INFORMATION PROVIDED:
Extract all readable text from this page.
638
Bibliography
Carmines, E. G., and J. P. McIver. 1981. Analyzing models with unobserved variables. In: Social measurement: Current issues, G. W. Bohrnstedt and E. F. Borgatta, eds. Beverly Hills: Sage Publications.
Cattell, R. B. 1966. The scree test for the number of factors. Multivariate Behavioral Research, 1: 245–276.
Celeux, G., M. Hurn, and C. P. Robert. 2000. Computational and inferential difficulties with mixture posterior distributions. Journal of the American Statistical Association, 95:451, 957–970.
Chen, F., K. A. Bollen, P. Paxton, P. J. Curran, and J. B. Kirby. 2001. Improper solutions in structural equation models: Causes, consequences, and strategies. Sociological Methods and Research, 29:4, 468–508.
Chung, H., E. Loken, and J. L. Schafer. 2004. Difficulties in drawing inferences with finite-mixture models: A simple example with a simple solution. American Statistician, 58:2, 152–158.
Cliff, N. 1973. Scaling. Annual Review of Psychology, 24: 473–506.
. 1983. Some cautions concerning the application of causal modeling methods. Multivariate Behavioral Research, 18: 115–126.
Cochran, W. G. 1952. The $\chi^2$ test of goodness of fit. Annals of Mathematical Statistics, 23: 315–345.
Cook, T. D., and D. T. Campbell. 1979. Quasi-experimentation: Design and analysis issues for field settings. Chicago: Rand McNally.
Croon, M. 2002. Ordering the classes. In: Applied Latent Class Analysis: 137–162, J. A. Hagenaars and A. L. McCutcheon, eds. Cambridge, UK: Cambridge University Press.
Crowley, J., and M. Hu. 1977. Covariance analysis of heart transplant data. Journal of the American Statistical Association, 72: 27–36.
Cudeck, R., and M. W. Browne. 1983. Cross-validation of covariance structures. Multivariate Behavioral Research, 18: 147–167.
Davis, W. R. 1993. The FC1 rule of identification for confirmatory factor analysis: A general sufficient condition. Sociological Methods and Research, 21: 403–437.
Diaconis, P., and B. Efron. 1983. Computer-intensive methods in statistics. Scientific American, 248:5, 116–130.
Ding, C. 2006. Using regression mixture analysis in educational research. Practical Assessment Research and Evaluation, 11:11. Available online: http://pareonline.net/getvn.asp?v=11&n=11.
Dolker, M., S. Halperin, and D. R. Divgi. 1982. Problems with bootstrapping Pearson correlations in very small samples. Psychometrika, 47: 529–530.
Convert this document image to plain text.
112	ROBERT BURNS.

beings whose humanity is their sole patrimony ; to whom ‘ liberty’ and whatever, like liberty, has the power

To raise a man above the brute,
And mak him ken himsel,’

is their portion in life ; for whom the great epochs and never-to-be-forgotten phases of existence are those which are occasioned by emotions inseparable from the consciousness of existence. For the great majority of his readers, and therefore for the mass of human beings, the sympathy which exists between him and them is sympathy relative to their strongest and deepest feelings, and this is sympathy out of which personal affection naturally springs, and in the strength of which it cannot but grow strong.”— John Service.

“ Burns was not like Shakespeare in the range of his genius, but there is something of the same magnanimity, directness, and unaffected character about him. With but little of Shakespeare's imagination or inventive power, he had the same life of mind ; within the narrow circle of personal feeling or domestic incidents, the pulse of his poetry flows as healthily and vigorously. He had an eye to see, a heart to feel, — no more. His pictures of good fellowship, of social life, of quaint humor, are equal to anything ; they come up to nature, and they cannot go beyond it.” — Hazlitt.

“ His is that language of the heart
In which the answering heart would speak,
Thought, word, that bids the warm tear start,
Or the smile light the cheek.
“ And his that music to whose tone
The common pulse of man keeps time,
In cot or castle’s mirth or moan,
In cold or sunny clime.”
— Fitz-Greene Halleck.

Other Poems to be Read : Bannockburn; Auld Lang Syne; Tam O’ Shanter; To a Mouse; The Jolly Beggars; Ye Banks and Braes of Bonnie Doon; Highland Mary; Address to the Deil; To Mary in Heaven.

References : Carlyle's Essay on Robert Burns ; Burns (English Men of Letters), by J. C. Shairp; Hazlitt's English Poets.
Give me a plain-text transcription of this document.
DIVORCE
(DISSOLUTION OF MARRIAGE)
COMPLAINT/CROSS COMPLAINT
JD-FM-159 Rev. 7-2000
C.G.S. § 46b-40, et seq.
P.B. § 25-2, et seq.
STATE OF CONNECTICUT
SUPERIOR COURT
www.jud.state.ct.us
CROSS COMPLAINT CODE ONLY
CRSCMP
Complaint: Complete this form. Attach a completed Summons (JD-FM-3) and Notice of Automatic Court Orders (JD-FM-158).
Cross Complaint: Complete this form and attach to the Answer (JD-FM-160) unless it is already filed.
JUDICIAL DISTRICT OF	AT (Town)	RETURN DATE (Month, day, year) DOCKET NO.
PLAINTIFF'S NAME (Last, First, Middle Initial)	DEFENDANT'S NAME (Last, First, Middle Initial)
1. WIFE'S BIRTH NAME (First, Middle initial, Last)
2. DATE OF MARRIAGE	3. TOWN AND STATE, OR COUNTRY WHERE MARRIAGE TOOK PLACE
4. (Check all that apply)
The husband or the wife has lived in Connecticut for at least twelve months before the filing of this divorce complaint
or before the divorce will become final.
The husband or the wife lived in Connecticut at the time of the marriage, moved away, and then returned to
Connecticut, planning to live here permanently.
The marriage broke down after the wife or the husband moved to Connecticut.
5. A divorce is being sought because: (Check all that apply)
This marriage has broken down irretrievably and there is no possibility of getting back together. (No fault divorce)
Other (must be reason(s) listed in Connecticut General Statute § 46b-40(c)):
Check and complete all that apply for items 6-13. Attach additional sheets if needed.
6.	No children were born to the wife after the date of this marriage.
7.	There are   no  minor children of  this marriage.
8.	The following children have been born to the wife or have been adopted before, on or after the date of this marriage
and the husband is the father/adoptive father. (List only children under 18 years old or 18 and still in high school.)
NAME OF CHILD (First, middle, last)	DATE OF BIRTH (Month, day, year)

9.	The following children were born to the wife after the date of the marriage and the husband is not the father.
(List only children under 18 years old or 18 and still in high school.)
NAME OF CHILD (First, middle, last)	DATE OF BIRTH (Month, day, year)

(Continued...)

GOAL: Find how many lines of the entries contain "school". Respond with the number only.

RESULT BELOW: 2